Short problem:
Write out every entry exactly as given, but omit the pictures.

Figure contents as structured data
## Start

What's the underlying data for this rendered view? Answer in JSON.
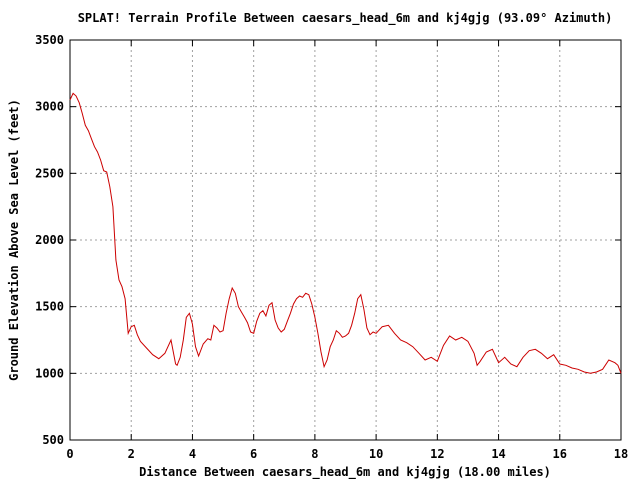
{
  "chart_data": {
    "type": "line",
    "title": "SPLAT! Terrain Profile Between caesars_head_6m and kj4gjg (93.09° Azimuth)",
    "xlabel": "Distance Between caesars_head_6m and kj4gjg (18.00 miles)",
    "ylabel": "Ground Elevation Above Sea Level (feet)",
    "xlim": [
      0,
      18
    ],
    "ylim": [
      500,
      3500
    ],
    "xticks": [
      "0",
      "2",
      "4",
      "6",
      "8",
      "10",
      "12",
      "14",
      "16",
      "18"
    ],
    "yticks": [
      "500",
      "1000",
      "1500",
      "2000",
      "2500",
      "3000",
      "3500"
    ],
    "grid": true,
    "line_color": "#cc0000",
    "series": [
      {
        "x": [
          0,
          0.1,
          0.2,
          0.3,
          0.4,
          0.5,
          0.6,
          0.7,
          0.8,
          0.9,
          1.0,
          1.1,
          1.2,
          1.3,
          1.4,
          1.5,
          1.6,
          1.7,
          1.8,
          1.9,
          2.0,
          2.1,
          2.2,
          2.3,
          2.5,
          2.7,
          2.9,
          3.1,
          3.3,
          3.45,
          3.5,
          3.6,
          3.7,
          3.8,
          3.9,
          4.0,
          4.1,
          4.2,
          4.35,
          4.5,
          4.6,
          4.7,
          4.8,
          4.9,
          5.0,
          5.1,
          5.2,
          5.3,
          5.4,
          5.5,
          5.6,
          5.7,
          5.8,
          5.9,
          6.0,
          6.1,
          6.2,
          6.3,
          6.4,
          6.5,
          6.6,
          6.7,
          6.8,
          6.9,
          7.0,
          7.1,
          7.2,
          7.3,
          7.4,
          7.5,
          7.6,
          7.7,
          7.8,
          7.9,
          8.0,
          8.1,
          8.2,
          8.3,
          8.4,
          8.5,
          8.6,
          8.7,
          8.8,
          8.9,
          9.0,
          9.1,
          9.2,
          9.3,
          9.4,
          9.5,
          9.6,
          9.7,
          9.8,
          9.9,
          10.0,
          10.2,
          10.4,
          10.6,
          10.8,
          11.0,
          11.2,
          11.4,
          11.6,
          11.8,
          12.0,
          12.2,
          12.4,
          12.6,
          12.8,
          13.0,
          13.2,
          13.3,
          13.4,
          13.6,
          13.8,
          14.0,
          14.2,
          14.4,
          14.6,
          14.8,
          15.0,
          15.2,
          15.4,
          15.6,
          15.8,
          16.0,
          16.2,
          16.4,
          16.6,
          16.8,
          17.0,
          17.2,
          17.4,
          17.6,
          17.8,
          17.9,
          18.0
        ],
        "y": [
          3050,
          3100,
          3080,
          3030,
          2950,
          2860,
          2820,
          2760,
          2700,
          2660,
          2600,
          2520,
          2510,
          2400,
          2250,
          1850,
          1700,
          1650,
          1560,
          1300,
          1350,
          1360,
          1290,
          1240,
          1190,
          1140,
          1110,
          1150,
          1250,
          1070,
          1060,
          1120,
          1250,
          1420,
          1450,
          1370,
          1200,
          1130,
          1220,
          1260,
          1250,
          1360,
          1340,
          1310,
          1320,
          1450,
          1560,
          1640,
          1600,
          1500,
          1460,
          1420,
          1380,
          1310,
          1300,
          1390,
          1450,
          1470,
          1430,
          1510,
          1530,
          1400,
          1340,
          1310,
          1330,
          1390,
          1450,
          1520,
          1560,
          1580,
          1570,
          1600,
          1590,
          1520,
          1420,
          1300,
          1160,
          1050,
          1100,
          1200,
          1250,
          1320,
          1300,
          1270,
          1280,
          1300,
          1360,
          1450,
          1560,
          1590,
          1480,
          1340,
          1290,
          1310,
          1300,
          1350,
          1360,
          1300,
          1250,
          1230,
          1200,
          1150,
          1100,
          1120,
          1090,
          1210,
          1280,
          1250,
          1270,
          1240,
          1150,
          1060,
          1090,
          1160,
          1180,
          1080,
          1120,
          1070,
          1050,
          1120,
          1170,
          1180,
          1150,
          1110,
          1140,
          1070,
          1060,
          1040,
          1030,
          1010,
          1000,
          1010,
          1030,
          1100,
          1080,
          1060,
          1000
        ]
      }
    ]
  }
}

## End

Exercise solution:
What's the underlying data for this rendered view? Answer in JSON.
{
  "chart_data": {
    "type": "line",
    "title": "SPLAT! Terrain Profile Between caesars_head_6m and kj4gjg (93.09° Azimuth)",
    "xlabel": "Distance Between caesars_head_6m and kj4gjg (18.00 miles)",
    "ylabel": "Ground Elevation Above Sea Level (feet)",
    "xlim": [
      0,
      18
    ],
    "ylim": [
      500,
      3500
    ],
    "xticks": [
      "0",
      "2",
      "4",
      "6",
      "8",
      "10",
      "12",
      "14",
      "16",
      "18"
    ],
    "yticks": [
      "500",
      "1000",
      "1500",
      "2000",
      "2500",
      "3000",
      "3500"
    ],
    "grid": true,
    "line_color": "#cc0000",
    "series": [
      {
        "x": [
          0,
          0.1,
          0.2,
          0.3,
          0.4,
          0.5,
          0.6,
          0.7,
          0.8,
          0.9,
          1.0,
          1.1,
          1.2,
          1.3,
          1.4,
          1.5,
          1.6,
          1.7,
          1.8,
          1.9,
          2.0,
          2.1,
          2.2,
          2.3,
          2.5,
          2.7,
          2.9,
          3.1,
          3.3,
          3.45,
          3.5,
          3.6,
          3.7,
          3.8,
          3.9,
          4.0,
          4.1,
          4.2,
          4.35,
          4.5,
          4.6,
          4.7,
          4.8,
          4.9,
          5.0,
          5.1,
          5.2,
          5.3,
          5.4,
          5.5,
          5.6,
          5.7,
          5.8,
          5.9,
          6.0,
          6.1,
          6.2,
          6.3,
          6.4,
          6.5,
          6.6,
          6.7,
          6.8,
          6.9,
          7.0,
          7.1,
          7.2,
          7.3,
          7.4,
          7.5,
          7.6,
          7.7,
          7.8,
          7.9,
          8.0,
          8.1,
          8.2,
          8.3,
          8.4,
          8.5,
          8.6,
          8.7,
          8.8,
          8.9,
          9.0,
          9.1,
          9.2,
          9.3,
          9.4,
          9.5,
          9.6,
          9.7,
          9.8,
          9.9,
          10.0,
          10.2,
          10.4,
          10.6,
          10.8,
          11.0,
          11.2,
          11.4,
          11.6,
          11.8,
          12.0,
          12.2,
          12.4,
          12.6,
          12.8,
          13.0,
          13.2,
          13.3,
          13.4,
          13.6,
          13.8,
          14.0,
          14.2,
          14.4,
          14.6,
          14.8,
          15.0,
          15.2,
          15.4,
          15.6,
          15.8,
          16.0,
          16.2,
          16.4,
          16.6,
          16.8,
          17.0,
          17.2,
          17.4,
          17.6,
          17.8,
          17.9,
          18.0
        ],
        "y": [
          3050,
          3100,
          3080,
          3030,
          2950,
          2860,
          2820,
          2760,
          2700,
          2660,
          2600,
          2520,
          2510,
          2400,
          2250,
          1850,
          1700,
          1650,
          1560,
          1300,
          1350,
          1360,
          1290,
          1240,
          1190,
          1140,
          1110,
          1150,
          1250,
          1070,
          1060,
          1120,
          1250,
          1420,
          1450,
          1370,
          1200,
          1130,
          1220,
          1260,
          1250,
          1360,
          1340,
          1310,
          1320,
          1450,
          1560,
          1640,
          1600,
          1500,
          1460,
          1420,
          1380,
          1310,
          1300,
          1390,
          1450,
          1470,
          1430,
          1510,
          1530,
          1400,
          1340,
          1310,
          1330,
          1390,
          1450,
          1520,
          1560,
          1580,
          1570,
          1600,
          1590,
          1520,
          1420,
          1300,
          1160,
          1050,
          1100,
          1200,
          1250,
          1320,
          1300,
          1270,
          1280,
          1300,
          1360,
          1450,
          1560,
          1590,
          1480,
          1340,
          1290,
          1310,
          1300,
          1350,
          1360,
          1300,
          1250,
          1230,
          1200,
          1150,
          1100,
          1120,
          1090,
          1210,
          1280,
          1250,
          1270,
          1240,
          1150,
          1060,
          1090,
          1160,
          1180,
          1080,
          1120,
          1070,
          1050,
          1120,
          1170,
          1180,
          1150,
          1110,
          1140,
          1070,
          1060,
          1040,
          1030,
          1010,
          1000,
          1010,
          1030,
          1100,
          1080,
          1060,
          1000
        ]
      }
    ]
  }
}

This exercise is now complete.